Given exercise - Copy each record exactly as it reads, leaving out any pictures it holds.

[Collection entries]
<<<<

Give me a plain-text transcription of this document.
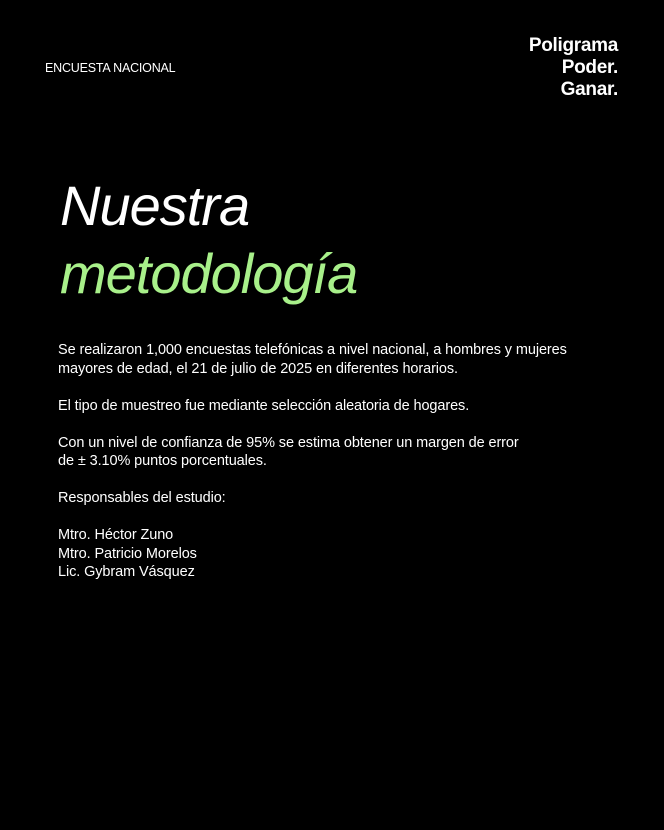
ENCUESTA NACIONAL
Poligrama
Poder.
Ganar.
Nuestra
metodología

Se realizaron 1,000 encuestas telefónicas a nivel nacional, a hombres y mujeres
mayores de edad, el 21 de julio de 2025 en diferentes horarios.

El tipo de muestreo fue mediante selección aleatoria de hogares.

Con un nivel de confianza de 95% se estima obtener un margen de error
de ± 3.10% puntos porcentuales.

Responsables del estudio:

Mtro. Héctor Zuno

Mtro. Patricio Morelos

Lic. Gybram Vásquez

>>>>

Final result -
Give me a plain-text transcription of this document.
ENCUESTA NACIONAL
Poligrama
Poder.
Ganar.
Nuestra
metodología

Se realizaron 1,000 encuestas telefónicas a nivel nacional, a hombres y mujeres
mayores de edad, el 21 de julio de 2025 en diferentes horarios.

El tipo de muestreo fue mediante selección aleatoria de hogares.

Con un nivel de confianza de 95% se estima obtener un margen de error
de ± 3.10% puntos porcentuales.

Responsables del estudio:

Mtro. Héctor Zuno

Mtro. Patricio Morelos

Lic. Gybram Vásquez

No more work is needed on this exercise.